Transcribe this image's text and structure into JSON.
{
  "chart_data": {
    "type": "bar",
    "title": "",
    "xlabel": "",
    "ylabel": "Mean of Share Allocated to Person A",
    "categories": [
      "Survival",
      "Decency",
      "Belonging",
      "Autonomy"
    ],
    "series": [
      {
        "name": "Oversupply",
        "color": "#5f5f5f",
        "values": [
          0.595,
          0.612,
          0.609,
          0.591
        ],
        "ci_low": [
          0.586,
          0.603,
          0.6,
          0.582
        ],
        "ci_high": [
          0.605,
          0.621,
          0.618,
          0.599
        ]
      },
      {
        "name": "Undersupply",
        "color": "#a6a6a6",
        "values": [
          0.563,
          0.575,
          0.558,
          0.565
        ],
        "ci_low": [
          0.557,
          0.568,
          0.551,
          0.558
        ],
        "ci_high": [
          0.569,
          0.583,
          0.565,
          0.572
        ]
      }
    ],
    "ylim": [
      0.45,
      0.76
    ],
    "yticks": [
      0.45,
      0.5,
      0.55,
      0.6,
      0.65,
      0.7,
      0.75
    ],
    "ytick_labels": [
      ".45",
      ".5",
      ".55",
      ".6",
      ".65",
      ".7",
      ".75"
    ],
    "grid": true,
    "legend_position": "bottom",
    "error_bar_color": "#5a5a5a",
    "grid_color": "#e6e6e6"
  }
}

◇ ◇ ◇ ◇

AIM
From the preceding material, extract every line exactly.

FINAL RESULT
Transcribe this image's text and structure into JSON.
{
  "chart_data": {
    "type": "bar",
    "title": "",
    "xlabel": "",
    "ylabel": "Mean of Share Allocated to Person A",
    "categories": [
      "Survival",
      "Decency",
      "Belonging",
      "Autonomy"
    ],
    "series": [
      {
        "name": "Oversupply",
        "color": "#5f5f5f",
        "values": [
          0.595,
          0.612,
          0.609,
          0.591
        ],
        "ci_low": [
          0.586,
          0.603,
          0.6,
          0.582
        ],
        "ci_high": [
          0.605,
          0.621,
          0.618,
          0.599
        ]
      },
      {
        "name": "Undersupply",
        "color": "#a6a6a6",
        "values": [
          0.563,
          0.575,
          0.558,
          0.565
        ],
        "ci_low": [
          0.557,
          0.568,
          0.551,
          0.558
        ],
        "ci_high": [
          0.569,
          0.583,
          0.565,
          0.572
        ]
      }
    ],
    "ylim": [
      0.45,
      0.76
    ],
    "yticks": [
      0.45,
      0.5,
      0.55,
      0.6,
      0.65,
      0.7,
      0.75
    ],
    "ytick_labels": [
      ".45",
      ".5",
      ".55",
      ".6",
      ".65",
      ".7",
      ".75"
    ],
    "grid": true,
    "legend_position": "bottom",
    "error_bar_color": "#5a5a5a",
    "grid_color": "#e6e6e6"
  }
}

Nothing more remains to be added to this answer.